-- Instructions to follow --
Scan the listing below. Report each line that includes "やさしさにさようなら".

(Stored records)

====

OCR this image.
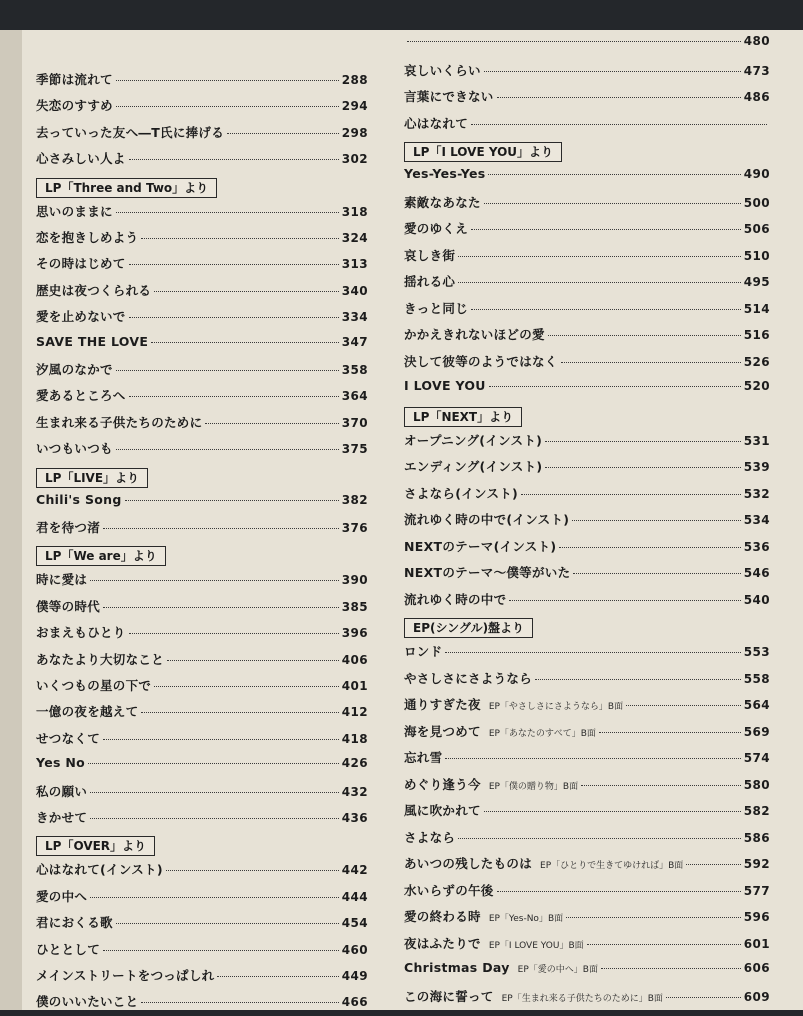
季節は流れて	288
失恋のすすめ	294
去っていった友へ―T氏に捧げる	298
心さみしい人よ	302
LP「Three and Two」より
思いのままに	318
恋を抱きしめよう	324
その時はじめて	313
歴史は夜つくられる	340
愛を止めないで	334
SAVE THE LOVE	347
汐風のなかで	358
愛あるところへ	364
生まれ来る子供たちのために	370
いつもいつも	375
LP「LIVE」より
Chili's Song	382
君を待つ渚	376
LP「We are」より
時に愛は	390
僕等の時代	385
おまえもひとり	396
あなたより大切なこと	406
いくつもの星の下で	401
一億の夜を越えて	412
せつなくて	418
Yes No	426
私の願い	432
きかせて	436
LP「OVER」より
心はなれて(インスト)	442
愛の中へ	444
君におくる歌	454
ひととして	460
メインストリートをつっぱしれ	449
僕のいいたいこと	466
480
哀しいくらい	473
言葉にできない	486
心はなれて
LP「I LOVE YOU」より
Yes-Yes-Yes	490
素敵なあなた	500
愛のゆくえ	506
哀しき街	510
揺れる心	495
きっと同じ	514
かかえきれないほどの愛	516
決して彼等のようではなく	526
I LOVE YOU	520
LP「NEXT」より
オープニング(インスト)	531
エンディング(インスト)	539
さよなら(インスト)	532
流れゆく時の中で(インスト)	534
NEXTのテーマ(インスト)	536
NEXTのテーマ〜僕等がいた	546
流れゆく時の中で	540
EP(シングル)盤より
ロンド	553
やさしさにさようなら	558
通りすぎた夜 EP「やさしさにさようなら」B面	564
海を見つめて EP「あなたのすべて」B面	569
忘れ雪	574
めぐり逢う今 EP「僕の贈り物」B面	580
風に吹かれて	582
さよなら	586
あいつの残したものは EP「ひとりで生きてゆければ」B面	592
水いらずの午後	577
愛の終わる時 EP「Yes-No」B面	596
夜はふたりで EP「I LOVE YOU」B面	601
Christmas Day EP「愛の中へ」B面	606
この海に誓って EP「生まれ来る子供たちのために」B面	609
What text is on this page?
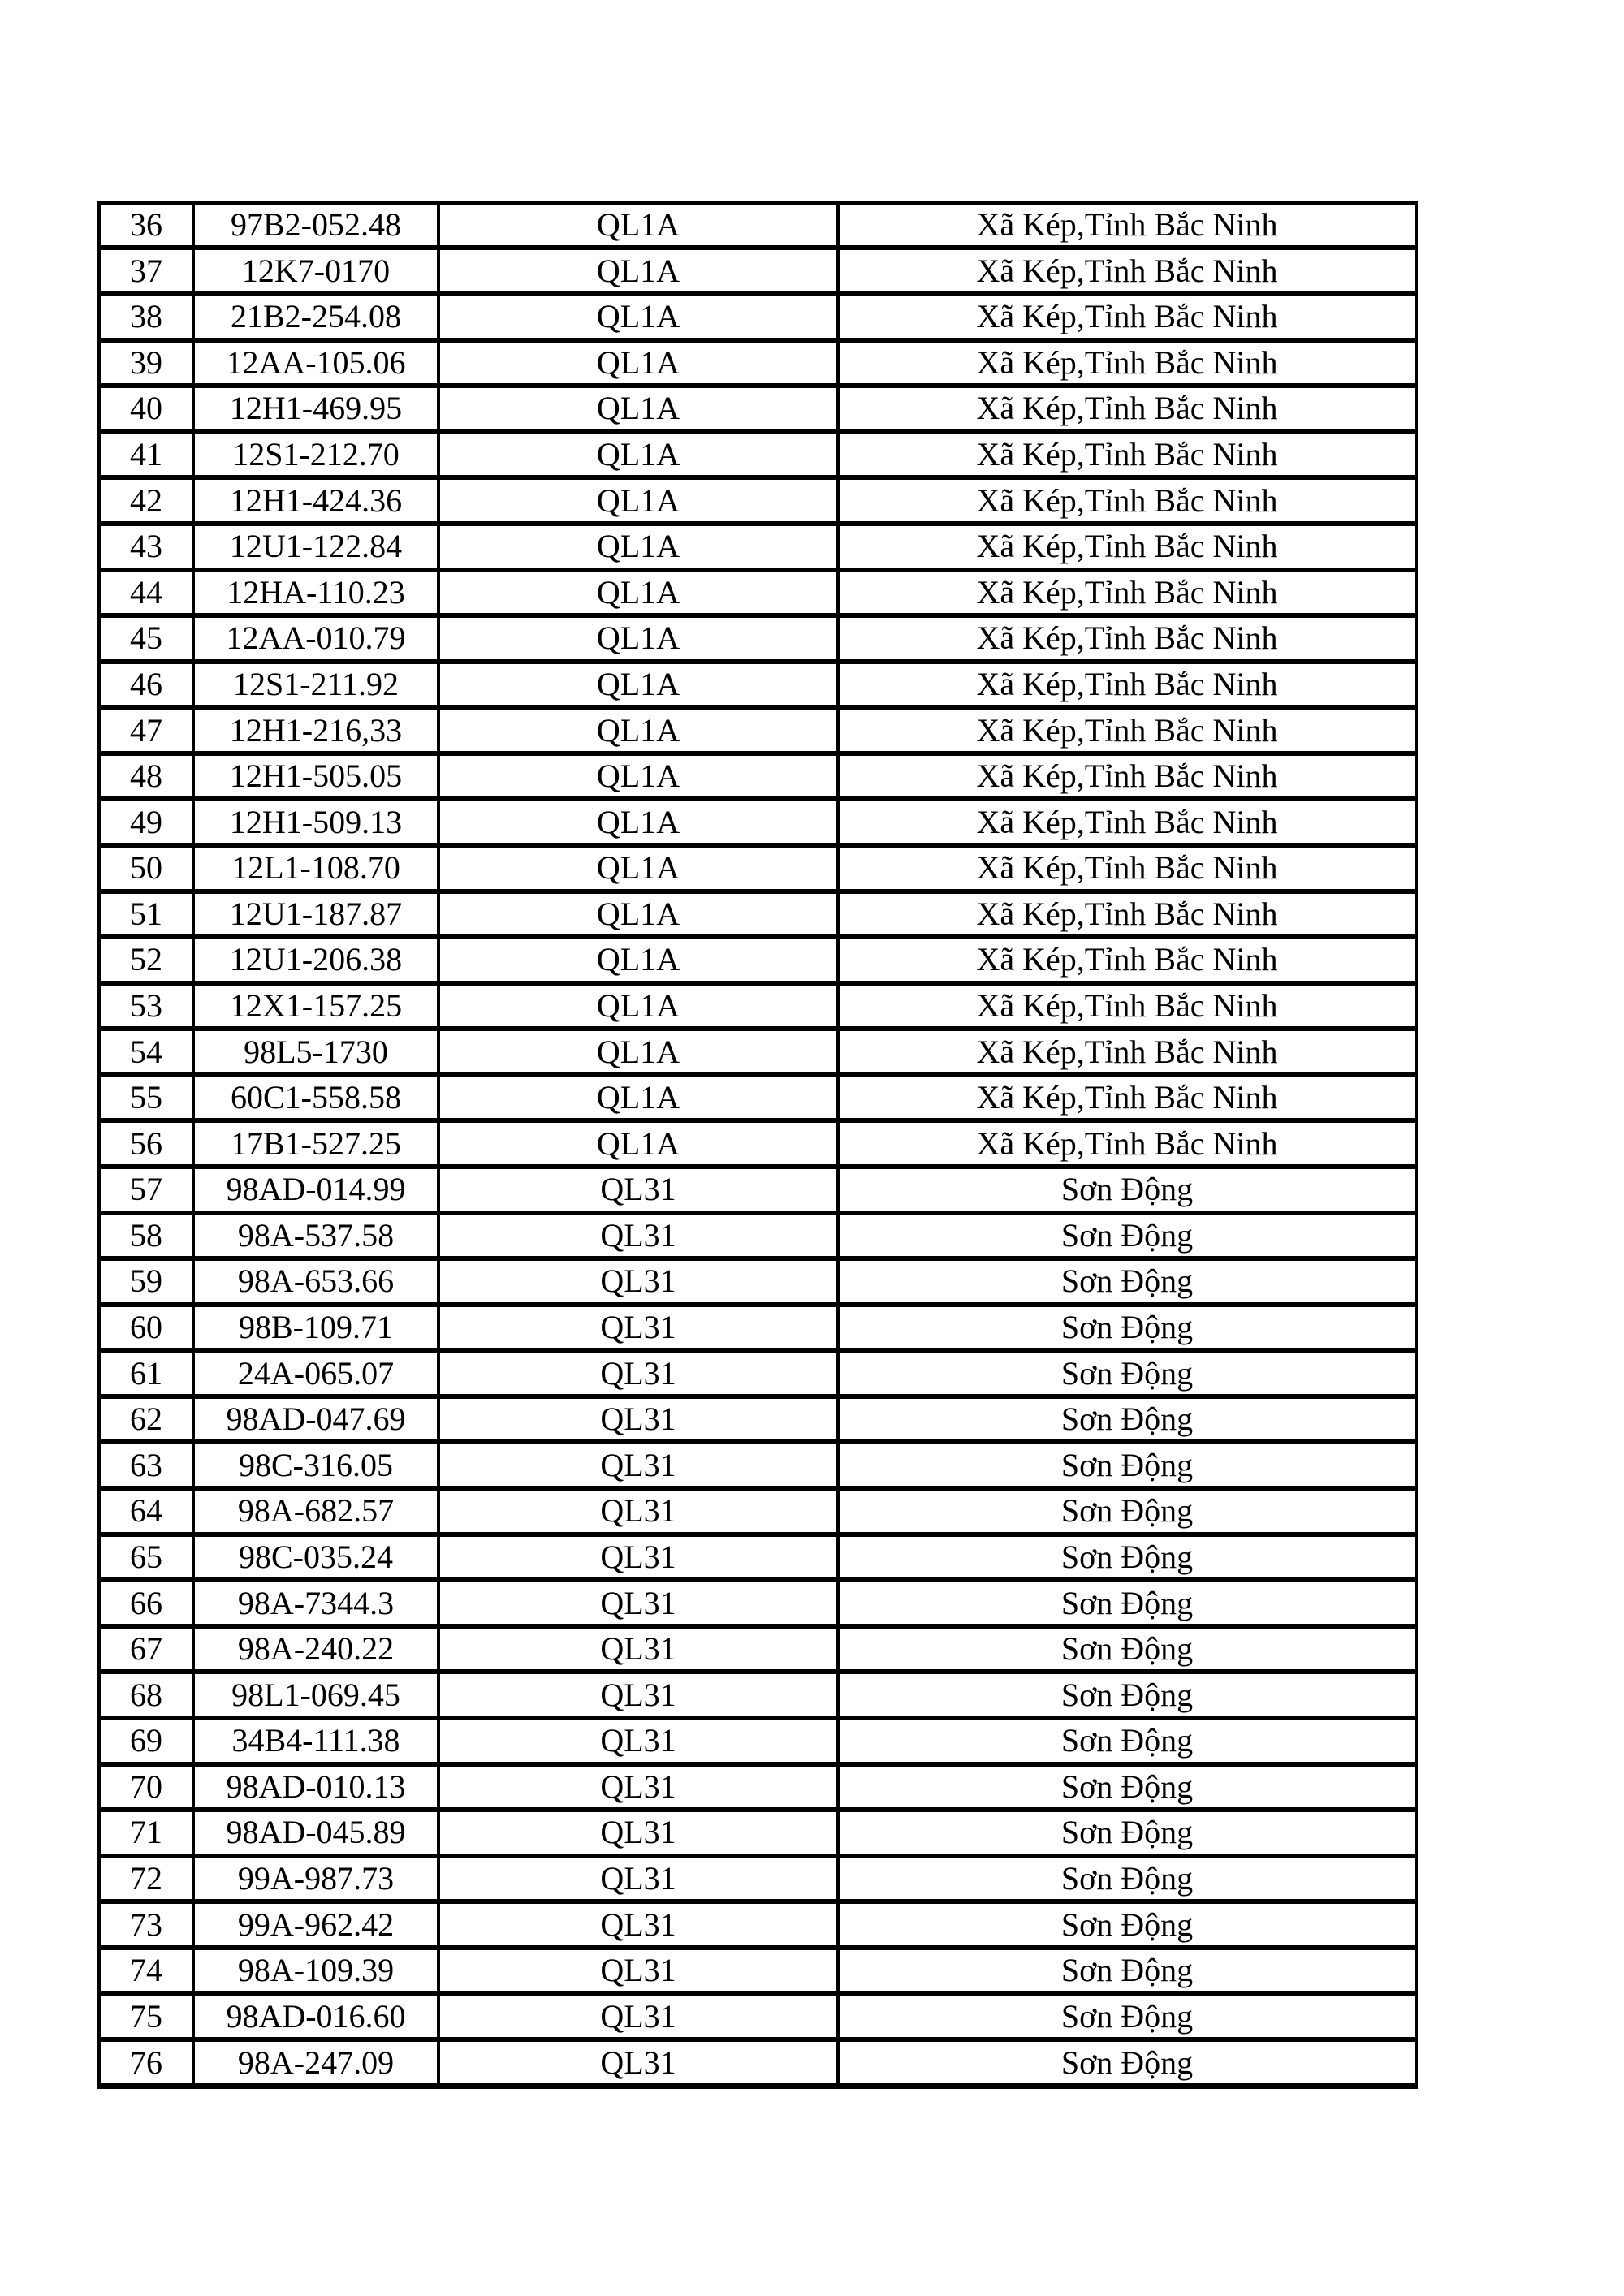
36	97B2-052.48	QL1A	Xã Kép,Tỉnh Bắc Ninh
37	12K7-0170	QL1A	Xã Kép,Tỉnh Bắc Ninh
38	21B2-254.08	QL1A	Xã Kép,Tỉnh Bắc Ninh
39	12AA-105.06	QL1A	Xã Kép,Tỉnh Bắc Ninh
40	12H1-469.95	QL1A	Xã Kép,Tỉnh Bắc Ninh
41	12S1-212.70	QL1A	Xã Kép,Tỉnh Bắc Ninh
42	12H1-424.36	QL1A	Xã Kép,Tỉnh Bắc Ninh
43	12U1-122.84	QL1A	Xã Kép,Tỉnh Bắc Ninh
44	12HA-110.23	QL1A	Xã Kép,Tỉnh Bắc Ninh
45	12AA-010.79	QL1A	Xã Kép,Tỉnh Bắc Ninh
46	12S1-211.92	QL1A	Xã Kép,Tỉnh Bắc Ninh
47	12H1-216,33	QL1A	Xã Kép,Tỉnh Bắc Ninh
48	12H1-505.05	QL1A	Xã Kép,Tỉnh Bắc Ninh
49	12H1-509.13	QL1A	Xã Kép,Tỉnh Bắc Ninh
50	12L1-108.70	QL1A	Xã Kép,Tỉnh Bắc Ninh
51	12U1-187.87	QL1A	Xã Kép,Tỉnh Bắc Ninh
52	12U1-206.38	QL1A	Xã Kép,Tỉnh Bắc Ninh
53	12X1-157.25	QL1A	Xã Kép,Tỉnh Bắc Ninh
54	98L5-1730	QL1A	Xã Kép,Tỉnh Bắc Ninh
55	60C1-558.58	QL1A	Xã Kép,Tỉnh Bắc Ninh
56	17B1-527.25	QL1A	Xã Kép,Tỉnh Bắc Ninh
57	98AD-014.99	QL31	Sơn Động
58	98A-537.58	QL31	Sơn Động
59	98A-653.66	QL31	Sơn Động
60	98B-109.71	QL31	Sơn Động
61	24A-065.07	QL31	Sơn Động
62	98AD-047.69	QL31	Sơn Động
63	98C-316.05	QL31	Sơn Động
64	98A-682.57	QL31	Sơn Động
65	98C-035.24	QL31	Sơn Động
66	98A-7344.3	QL31	Sơn Động
67	98A-240.22	QL31	Sơn Động
68	98L1-069.45	QL31	Sơn Động
69	34B4-111.38	QL31	Sơn Động
70	98AD-010.13	QL31	Sơn Động
71	98AD-045.89	QL31	Sơn Động
72	99A-987.73	QL31	Sơn Động
73	99A-962.42	QL31	Sơn Động
74	98A-109.39	QL31	Sơn Động
75	98AD-016.60	QL31	Sơn Động
76	98A-247.09	QL31	Sơn Động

====

-- Result of this task --
やさしさにさようなら	558
通りすぎた夜 EP「やさしさにさようなら」B面	564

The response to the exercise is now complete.